(Rows from a dataset)
--- Start ---
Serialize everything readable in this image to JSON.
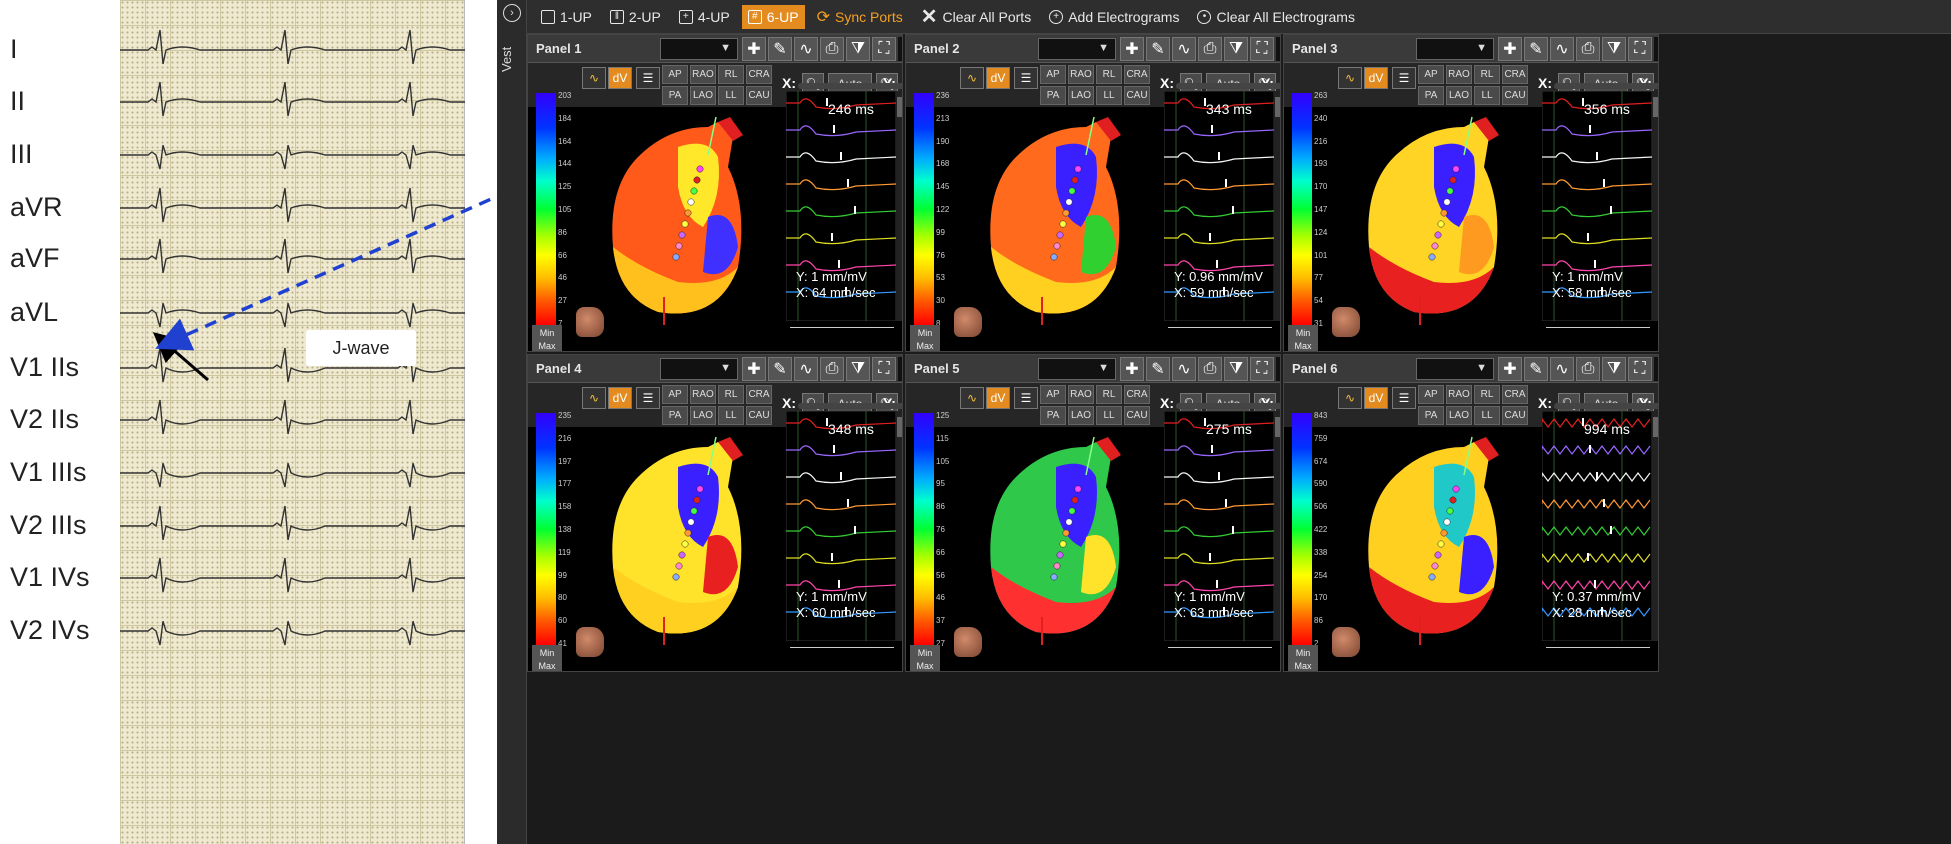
{
  "ecg": {
    "leads": [
      "I",
      "II",
      "III",
      "aVR",
      "aVF",
      "aVL",
      "V1 IIs",
      "V2 IIs",
      "V1 IIIs",
      "V2 IIIs",
      "V1 IVs",
      "V2 IVs"
    ],
    "callout": "J-wave"
  },
  "app": {
    "side_label": "Vest",
    "toolbar": {
      "layout_1": "1-UP",
      "layout_2": "2-UP",
      "layout_4": "4-UP",
      "layout_6": "6-UP",
      "sync": "Sync Ports",
      "clear_ports": "Clear All Ports",
      "add_egm": "Add Electrograms",
      "clear_egm": "Clear All Electrograms"
    },
    "view_buttons": [
      "AP",
      "RAO",
      "RL",
      "CRA",
      "PA",
      "LAO",
      "LL",
      "CAU"
    ],
    "axis": {
      "x": "X:",
      "y": "Y:",
      "auto": "Auto"
    },
    "minmax": [
      "Min",
      "Max"
    ],
    "panels": [
      {
        "title": "Panel 1",
        "ms": "246 ms",
        "y_scale": "Y: 1 mm/mV",
        "x_scale": "X: 64 mm/sec",
        "ticks": [
          "203",
          "184",
          "164",
          "144",
          "125",
          "105",
          "86",
          "66",
          "46",
          "27",
          "7"
        ],
        "variant": 1
      },
      {
        "title": "Panel 2",
        "ms": "343 ms",
        "y_scale": "Y: 0.96 mm/mV",
        "x_scale": "X: 59 mm/sec",
        "ticks": [
          "236",
          "213",
          "190",
          "168",
          "145",
          "122",
          "99",
          "76",
          "53",
          "30",
          "8"
        ],
        "variant": 2
      },
      {
        "title": "Panel 3",
        "ms": "356 ms",
        "y_scale": "Y: 1 mm/mV",
        "x_scale": "X: 58 mm/sec",
        "ticks": [
          "263",
          "240",
          "216",
          "193",
          "170",
          "147",
          "124",
          "101",
          "77",
          "54",
          "31"
        ],
        "variant": 3
      },
      {
        "title": "Panel 4",
        "ms": "348 ms",
        "y_scale": "Y: 1 mm/mV",
        "x_scale": "X: 60 mm/sec",
        "ticks": [
          "235",
          "216",
          "197",
          "177",
          "158",
          "138",
          "119",
          "99",
          "80",
          "60",
          "41"
        ],
        "variant": 4
      },
      {
        "title": "Panel 5",
        "ms": "275 ms",
        "y_scale": "Y: 1 mm/mV",
        "x_scale": "X: 63 mm/sec",
        "ticks": [
          "125",
          "115",
          "105",
          "95",
          "86",
          "76",
          "66",
          "56",
          "46",
          "37",
          "27"
        ],
        "variant": 5
      },
      {
        "title": "Panel 6",
        "ms": "994 ms",
        "y_scale": "Y: 0.37 mm/mV",
        "x_scale": "X: 28 mm/sec",
        "ticks": [
          "843",
          "759",
          "674",
          "590",
          "506",
          "422",
          "338",
          "254",
          "170",
          "86",
          "2"
        ],
        "variant": 6
      }
    ]
  },
  "colors": {
    "accent": "#e38b1f",
    "panel_bg": "#000000",
    "trace_colors": [
      "#e02020",
      "#9966ff",
      "#f5f5f5",
      "#ff9933",
      "#33cc33",
      "#dddd22",
      "#ff44aa",
      "#3399ff"
    ]
  }
}
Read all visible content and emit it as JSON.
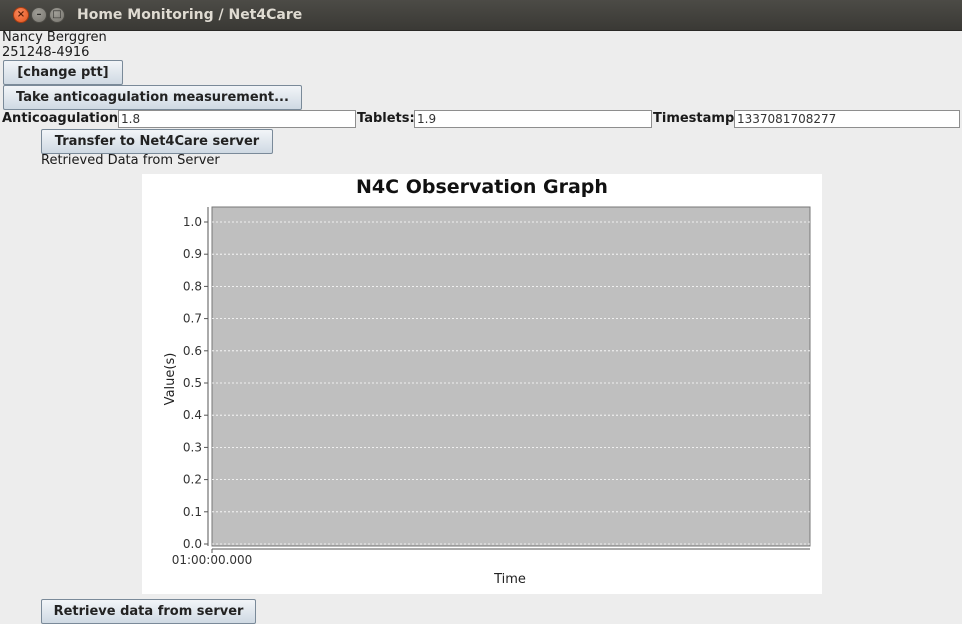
{
  "window": {
    "title": "Home Monitoring / Net4Care",
    "close_glyph": "×",
    "min_glyph": "–",
    "max_glyph": "□"
  },
  "patient": {
    "name": "Nancy Berggren",
    "cpr": "251248-4916"
  },
  "buttons": {
    "change_ptt": "[change ptt]",
    "take_measurement": "Take anticoagulation measurement...",
    "transfer": "Transfer to Net4Care server",
    "retrieve": "Retrieve data from server"
  },
  "fields": {
    "anticoagulation_label": "Anticoagulation:",
    "anticoagulation_value": "1.8",
    "tablets_label": "Tablets:",
    "tablets_value": "1.9",
    "timestamp_label": "Timestamp:",
    "timestamp_value": "1337081708277"
  },
  "status": {
    "retrieved": "Retrieved Data from Server"
  },
  "chart_data": {
    "type": "line",
    "title": "N4C Observation Graph",
    "xlabel": "Time",
    "ylabel": "Value(s)",
    "ylim": [
      0.0,
      1.0
    ],
    "yticks": [
      "0.0",
      "0.1",
      "0.2",
      "0.3",
      "0.4",
      "0.5",
      "0.6",
      "0.7",
      "0.8",
      "0.9",
      "1.0"
    ],
    "xticks": [
      "01:00:00.000"
    ],
    "series": [],
    "grid": true,
    "plot_background": "#bfbfbf",
    "grid_color": "#ffffff"
  }
}
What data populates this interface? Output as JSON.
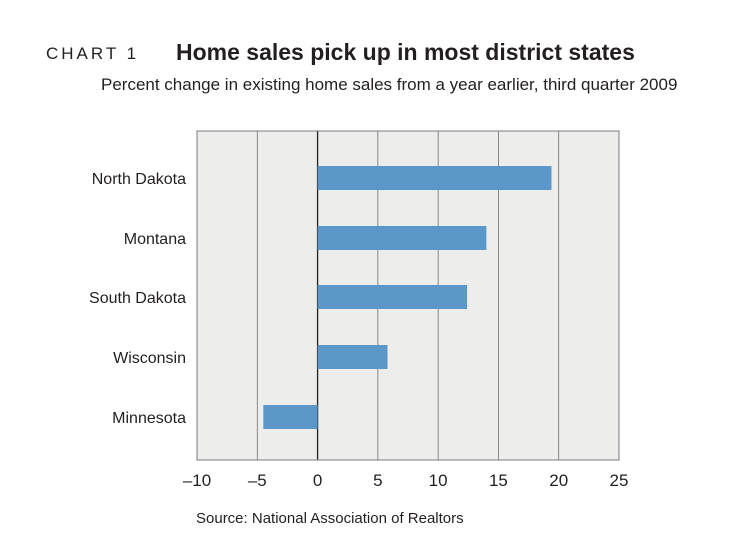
{
  "header": {
    "chart_number": "CHART 1",
    "title": "Home sales pick up in most district states",
    "subtitle": "Percent change in existing home sales from a year earlier, third quarter 2009"
  },
  "footer": {
    "source": "Source: National Association of Realtors"
  },
  "colors": {
    "bar": "#5b97c9",
    "plot_background": "#ededeb",
    "gridline": "#6d6e70",
    "frame": "#7a7b7d",
    "zero_line": "#231f20"
  },
  "chart_data": {
    "type": "bar",
    "orientation": "horizontal",
    "title": "Home sales pick up in most district states",
    "subtitle": "Percent change in existing home sales from a year earlier, third quarter 2009",
    "xlabel": "",
    "ylabel": "",
    "categories": [
      "North Dakota",
      "Montana",
      "South Dakota",
      "Wisconsin",
      "Minnesota"
    ],
    "values": [
      19.4,
      14.0,
      12.4,
      5.8,
      -4.5
    ],
    "xlim": [
      -10,
      25
    ],
    "xticks": [
      -10,
      -5,
      0,
      5,
      10,
      15,
      20,
      25
    ],
    "xtick_labels": [
      "–10",
      "–5",
      "0",
      "5",
      "10",
      "15",
      "20",
      "25"
    ],
    "grid": "vertical",
    "legend": "none"
  }
}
--- End ---
● **Task objective**:
Restate the full listing verbatim and drop every picture.

● **The solution**:
Serialize everything readable in this image to JSON.
{
  "ecg": {
    "leads": [
      "I",
      "II",
      "III",
      "aVR",
      "aVF",
      "aVL",
      "V1 IIs",
      "V2 IIs",
      "V1 IIIs",
      "V2 IIIs",
      "V1 IVs",
      "V2 IVs"
    ],
    "callout": "J-wave"
  },
  "app": {
    "side_label": "Vest",
    "toolbar": {
      "layout_1": "1-UP",
      "layout_2": "2-UP",
      "layout_4": "4-UP",
      "layout_6": "6-UP",
      "sync": "Sync Ports",
      "clear_ports": "Clear All Ports",
      "add_egm": "Add Electrograms",
      "clear_egm": "Clear All Electrograms"
    },
    "view_buttons": [
      "AP",
      "RAO",
      "RL",
      "CRA",
      "PA",
      "LAO",
      "LL",
      "CAU"
    ],
    "axis": {
      "x": "X:",
      "y": "Y:",
      "auto": "Auto"
    },
    "minmax": [
      "Min",
      "Max"
    ],
    "panels": [
      {
        "title": "Panel 1",
        "ms": "246 ms",
        "y_scale": "Y: 1 mm/mV",
        "x_scale": "X: 64 mm/sec",
        "ticks": [
          "203",
          "184",
          "164",
          "144",
          "125",
          "105",
          "86",
          "66",
          "46",
          "27",
          "7"
        ],
        "variant": 1
      },
      {
        "title": "Panel 2",
        "ms": "343 ms",
        "y_scale": "Y: 0.96 mm/mV",
        "x_scale": "X: 59 mm/sec",
        "ticks": [
          "236",
          "213",
          "190",
          "168",
          "145",
          "122",
          "99",
          "76",
          "53",
          "30",
          "8"
        ],
        "variant": 2
      },
      {
        "title": "Panel 3",
        "ms": "356 ms",
        "y_scale": "Y: 1 mm/mV",
        "x_scale": "X: 58 mm/sec",
        "ticks": [
          "263",
          "240",
          "216",
          "193",
          "170",
          "147",
          "124",
          "101",
          "77",
          "54",
          "31"
        ],
        "variant": 3
      },
      {
        "title": "Panel 4",
        "ms": "348 ms",
        "y_scale": "Y: 1 mm/mV",
        "x_scale": "X: 60 mm/sec",
        "ticks": [
          "235",
          "216",
          "197",
          "177",
          "158",
          "138",
          "119",
          "99",
          "80",
          "60",
          "41"
        ],
        "variant": 4
      },
      {
        "title": "Panel 5",
        "ms": "275 ms",
        "y_scale": "Y: 1 mm/mV",
        "x_scale": "X: 63 mm/sec",
        "ticks": [
          "125",
          "115",
          "105",
          "95",
          "86",
          "76",
          "66",
          "56",
          "46",
          "37",
          "27"
        ],
        "variant": 5
      },
      {
        "title": "Panel 6",
        "ms": "994 ms",
        "y_scale": "Y: 0.37 mm/mV",
        "x_scale": "X: 28 mm/sec",
        "ticks": [
          "843",
          "759",
          "674",
          "590",
          "506",
          "422",
          "338",
          "254",
          "170",
          "86",
          "2"
        ],
        "variant": 6
      }
    ]
  },
  "colors": {
    "accent": "#e38b1f",
    "panel_bg": "#000000",
    "trace_colors": [
      "#e02020",
      "#9966ff",
      "#f5f5f5",
      "#ff9933",
      "#33cc33",
      "#dddd22",
      "#ff44aa",
      "#3399ff"
    ]
  }
}
Read all visible content and emit it as JSON.
{
  "window": {
    "title": "Home Monitoring / Net4Care",
    "close_glyph": "×",
    "min_glyph": "–",
    "max_glyph": "□"
  },
  "patient": {
    "name": "Nancy Berggren",
    "cpr": "251248-4916"
  },
  "buttons": {
    "change_ptt": "[change ptt]",
    "take_measurement": "Take anticoagulation measurement...",
    "transfer": "Transfer to Net4Care server",
    "retrieve": "Retrieve data from server"
  },
  "fields": {
    "anticoagulation_label": "Anticoagulation:",
    "anticoagulation_value": "1.8",
    "tablets_label": "Tablets:",
    "tablets_value": "1.9",
    "timestamp_label": "Timestamp:",
    "timestamp_value": "1337081708277"
  },
  "status": {
    "retrieved": "Retrieved Data from Server"
  },
  "chart_data": {
    "type": "line",
    "title": "N4C Observation Graph",
    "xlabel": "Time",
    "ylabel": "Value(s)",
    "ylim": [
      0.0,
      1.0
    ],
    "yticks": [
      "0.0",
      "0.1",
      "0.2",
      "0.3",
      "0.4",
      "0.5",
      "0.6",
      "0.7",
      "0.8",
      "0.9",
      "1.0"
    ],
    "xticks": [
      "01:00:00.000"
    ],
    "series": [],
    "grid": true,
    "plot_background": "#bfbfbf",
    "grid_color": "#ffffff"
  }
}
What data populates this interface? Output as JSON.
{
  "header": {
    "chart_number": "CHART 1",
    "title": "Home sales pick up in most district states",
    "subtitle": "Percent change in existing home sales from a year earlier, third quarter 2009"
  },
  "footer": {
    "source": "Source: National Association of Realtors"
  },
  "colors": {
    "bar": "#5b97c9",
    "plot_background": "#ededeb",
    "gridline": "#6d6e70",
    "frame": "#7a7b7d",
    "zero_line": "#231f20"
  },
  "chart_data": {
    "type": "bar",
    "orientation": "horizontal",
    "title": "Home sales pick up in most district states",
    "subtitle": "Percent change in existing home sales from a year earlier, third quarter 2009",
    "xlabel": "",
    "ylabel": "",
    "categories": [
      "North Dakota",
      "Montana",
      "South Dakota",
      "Wisconsin",
      "Minnesota"
    ],
    "values": [
      19.4,
      14.0,
      12.4,
      5.8,
      -4.5
    ],
    "xlim": [
      -10,
      25
    ],
    "xticks": [
      -10,
      -5,
      0,
      5,
      10,
      15,
      20,
      25
    ],
    "xtick_labels": [
      "–10",
      "–5",
      "0",
      "5",
      "10",
      "15",
      "20",
      "25"
    ],
    "grid": "vertical",
    "legend": "none"
  }
}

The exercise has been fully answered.